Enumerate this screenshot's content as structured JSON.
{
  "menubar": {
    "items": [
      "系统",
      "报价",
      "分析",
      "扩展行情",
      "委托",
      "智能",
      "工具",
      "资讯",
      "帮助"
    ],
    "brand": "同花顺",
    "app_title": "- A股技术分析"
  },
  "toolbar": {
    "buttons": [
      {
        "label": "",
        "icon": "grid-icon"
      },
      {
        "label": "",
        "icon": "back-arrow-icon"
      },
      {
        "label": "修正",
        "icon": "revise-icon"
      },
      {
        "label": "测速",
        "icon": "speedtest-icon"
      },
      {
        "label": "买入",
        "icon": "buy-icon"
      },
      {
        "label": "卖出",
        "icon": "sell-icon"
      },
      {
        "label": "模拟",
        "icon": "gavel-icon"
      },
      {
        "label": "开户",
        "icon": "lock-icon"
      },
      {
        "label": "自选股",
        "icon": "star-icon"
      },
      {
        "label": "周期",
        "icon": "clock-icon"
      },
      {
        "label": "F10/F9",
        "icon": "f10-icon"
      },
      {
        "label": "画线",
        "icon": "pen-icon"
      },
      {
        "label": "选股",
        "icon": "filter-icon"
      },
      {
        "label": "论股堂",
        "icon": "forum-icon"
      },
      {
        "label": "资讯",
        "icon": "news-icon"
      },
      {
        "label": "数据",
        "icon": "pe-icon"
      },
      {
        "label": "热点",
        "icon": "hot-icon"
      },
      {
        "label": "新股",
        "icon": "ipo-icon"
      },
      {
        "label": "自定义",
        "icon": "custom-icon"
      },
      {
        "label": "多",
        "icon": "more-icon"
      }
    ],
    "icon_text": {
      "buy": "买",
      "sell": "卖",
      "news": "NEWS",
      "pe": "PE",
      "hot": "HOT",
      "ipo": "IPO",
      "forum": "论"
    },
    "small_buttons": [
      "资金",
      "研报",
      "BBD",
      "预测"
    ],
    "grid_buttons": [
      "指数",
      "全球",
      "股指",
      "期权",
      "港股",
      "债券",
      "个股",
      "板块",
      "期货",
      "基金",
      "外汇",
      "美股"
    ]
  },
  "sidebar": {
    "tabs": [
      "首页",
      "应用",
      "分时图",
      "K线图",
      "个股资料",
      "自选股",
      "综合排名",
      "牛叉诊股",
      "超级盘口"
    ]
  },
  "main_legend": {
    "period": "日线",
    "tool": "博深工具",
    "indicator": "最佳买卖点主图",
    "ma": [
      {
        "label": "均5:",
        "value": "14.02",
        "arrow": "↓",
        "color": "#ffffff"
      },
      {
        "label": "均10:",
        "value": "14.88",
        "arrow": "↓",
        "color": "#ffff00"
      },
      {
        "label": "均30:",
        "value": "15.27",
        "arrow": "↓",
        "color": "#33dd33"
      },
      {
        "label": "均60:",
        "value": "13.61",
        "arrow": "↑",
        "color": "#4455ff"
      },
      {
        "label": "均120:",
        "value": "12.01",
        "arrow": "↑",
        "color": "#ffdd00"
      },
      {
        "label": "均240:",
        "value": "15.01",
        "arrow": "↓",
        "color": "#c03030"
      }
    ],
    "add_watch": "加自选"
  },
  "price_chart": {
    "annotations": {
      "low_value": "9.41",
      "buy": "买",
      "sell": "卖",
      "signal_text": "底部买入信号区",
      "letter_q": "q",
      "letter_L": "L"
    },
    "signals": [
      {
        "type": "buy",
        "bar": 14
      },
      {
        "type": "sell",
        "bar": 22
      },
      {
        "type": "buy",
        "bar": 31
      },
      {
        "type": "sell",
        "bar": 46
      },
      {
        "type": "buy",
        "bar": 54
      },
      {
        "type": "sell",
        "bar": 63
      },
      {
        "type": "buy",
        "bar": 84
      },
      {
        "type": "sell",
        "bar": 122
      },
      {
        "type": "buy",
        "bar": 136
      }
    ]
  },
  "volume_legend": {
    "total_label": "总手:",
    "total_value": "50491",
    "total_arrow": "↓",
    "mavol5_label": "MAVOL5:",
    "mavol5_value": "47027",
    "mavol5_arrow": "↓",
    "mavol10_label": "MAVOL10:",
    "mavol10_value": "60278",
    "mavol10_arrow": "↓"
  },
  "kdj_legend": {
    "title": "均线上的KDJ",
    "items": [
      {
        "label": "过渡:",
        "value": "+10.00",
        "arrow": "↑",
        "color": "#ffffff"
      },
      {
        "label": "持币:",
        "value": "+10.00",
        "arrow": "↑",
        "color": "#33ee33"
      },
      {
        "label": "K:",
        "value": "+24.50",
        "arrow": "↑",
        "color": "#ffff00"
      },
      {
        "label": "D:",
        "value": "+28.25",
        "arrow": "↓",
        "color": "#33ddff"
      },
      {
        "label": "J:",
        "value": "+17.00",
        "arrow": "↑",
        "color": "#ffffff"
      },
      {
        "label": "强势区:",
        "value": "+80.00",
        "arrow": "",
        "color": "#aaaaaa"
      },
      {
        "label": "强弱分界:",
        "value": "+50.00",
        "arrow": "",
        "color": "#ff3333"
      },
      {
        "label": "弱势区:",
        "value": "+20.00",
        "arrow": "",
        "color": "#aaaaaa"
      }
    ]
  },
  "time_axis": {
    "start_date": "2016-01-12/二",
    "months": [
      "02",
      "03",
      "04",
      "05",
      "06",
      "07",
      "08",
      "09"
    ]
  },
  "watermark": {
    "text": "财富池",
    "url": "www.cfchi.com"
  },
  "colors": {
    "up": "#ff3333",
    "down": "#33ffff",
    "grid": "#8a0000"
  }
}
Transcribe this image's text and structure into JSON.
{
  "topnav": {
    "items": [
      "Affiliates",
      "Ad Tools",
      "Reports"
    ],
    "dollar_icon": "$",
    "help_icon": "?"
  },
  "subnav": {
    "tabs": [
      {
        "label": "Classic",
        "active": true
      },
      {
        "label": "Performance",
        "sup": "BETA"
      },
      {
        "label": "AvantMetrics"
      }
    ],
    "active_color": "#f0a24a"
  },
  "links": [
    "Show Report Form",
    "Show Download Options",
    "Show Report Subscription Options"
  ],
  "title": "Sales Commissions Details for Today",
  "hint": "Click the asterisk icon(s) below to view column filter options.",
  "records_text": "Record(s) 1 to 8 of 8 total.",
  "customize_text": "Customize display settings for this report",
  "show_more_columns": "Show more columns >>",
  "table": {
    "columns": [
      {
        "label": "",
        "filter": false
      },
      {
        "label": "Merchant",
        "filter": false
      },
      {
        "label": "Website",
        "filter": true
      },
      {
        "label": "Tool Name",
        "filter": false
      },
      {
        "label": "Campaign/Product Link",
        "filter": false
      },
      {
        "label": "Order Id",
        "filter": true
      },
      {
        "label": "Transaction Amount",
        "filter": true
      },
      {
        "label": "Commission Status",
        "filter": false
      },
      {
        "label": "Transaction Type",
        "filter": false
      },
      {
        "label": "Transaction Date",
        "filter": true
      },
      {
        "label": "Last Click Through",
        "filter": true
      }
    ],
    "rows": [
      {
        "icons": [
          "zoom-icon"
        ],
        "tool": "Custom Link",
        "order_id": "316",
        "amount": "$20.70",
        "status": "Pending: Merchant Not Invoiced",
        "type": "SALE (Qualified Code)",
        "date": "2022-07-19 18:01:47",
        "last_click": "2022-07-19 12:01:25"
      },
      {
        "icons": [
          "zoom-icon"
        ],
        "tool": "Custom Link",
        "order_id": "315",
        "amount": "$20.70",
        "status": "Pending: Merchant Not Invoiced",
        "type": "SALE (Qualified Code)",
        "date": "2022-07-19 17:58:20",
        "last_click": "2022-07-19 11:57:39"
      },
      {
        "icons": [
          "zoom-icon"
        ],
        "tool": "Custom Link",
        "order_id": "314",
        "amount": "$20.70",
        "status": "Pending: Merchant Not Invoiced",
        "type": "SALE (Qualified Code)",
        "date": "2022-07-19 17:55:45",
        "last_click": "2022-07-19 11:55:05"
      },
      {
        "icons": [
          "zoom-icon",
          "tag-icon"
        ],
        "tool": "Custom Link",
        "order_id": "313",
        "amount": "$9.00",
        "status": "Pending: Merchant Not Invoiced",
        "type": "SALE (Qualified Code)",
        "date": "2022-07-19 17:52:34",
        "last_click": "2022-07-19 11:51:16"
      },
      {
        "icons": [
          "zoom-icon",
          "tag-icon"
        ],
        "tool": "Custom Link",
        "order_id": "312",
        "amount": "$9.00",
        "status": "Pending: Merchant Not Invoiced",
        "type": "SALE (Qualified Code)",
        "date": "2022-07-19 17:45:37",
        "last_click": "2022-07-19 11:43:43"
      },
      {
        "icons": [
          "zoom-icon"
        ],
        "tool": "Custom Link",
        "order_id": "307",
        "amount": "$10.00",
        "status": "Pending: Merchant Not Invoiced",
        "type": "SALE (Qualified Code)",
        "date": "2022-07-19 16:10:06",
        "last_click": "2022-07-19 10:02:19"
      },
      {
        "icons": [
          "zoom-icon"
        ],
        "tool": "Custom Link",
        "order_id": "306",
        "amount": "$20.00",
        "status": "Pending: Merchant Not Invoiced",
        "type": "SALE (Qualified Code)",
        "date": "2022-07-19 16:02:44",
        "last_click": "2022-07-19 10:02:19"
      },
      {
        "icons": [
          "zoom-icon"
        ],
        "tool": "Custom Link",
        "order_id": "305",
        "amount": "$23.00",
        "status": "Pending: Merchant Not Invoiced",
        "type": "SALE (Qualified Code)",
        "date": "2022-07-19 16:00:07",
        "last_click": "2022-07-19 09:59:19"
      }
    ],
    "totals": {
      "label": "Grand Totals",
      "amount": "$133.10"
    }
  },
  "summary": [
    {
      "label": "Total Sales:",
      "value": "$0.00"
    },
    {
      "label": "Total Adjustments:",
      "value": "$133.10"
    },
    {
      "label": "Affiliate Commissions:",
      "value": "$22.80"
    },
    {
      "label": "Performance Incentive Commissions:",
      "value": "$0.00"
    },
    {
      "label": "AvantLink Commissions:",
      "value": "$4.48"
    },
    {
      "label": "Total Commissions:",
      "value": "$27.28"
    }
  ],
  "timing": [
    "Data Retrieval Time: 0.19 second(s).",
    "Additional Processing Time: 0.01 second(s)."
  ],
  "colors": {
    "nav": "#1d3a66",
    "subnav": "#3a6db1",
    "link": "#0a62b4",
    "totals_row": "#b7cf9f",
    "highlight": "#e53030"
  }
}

..........

→ WHAT YOU WILL DO: Show every line above in which the word "this" occurs.

→ EXERCISE RESPONSE:
Enumerate this screenshot's content as structured JSON.
Transcribe this image's text and structure into JSON.
  "customize_text": "Customize display settings for this report",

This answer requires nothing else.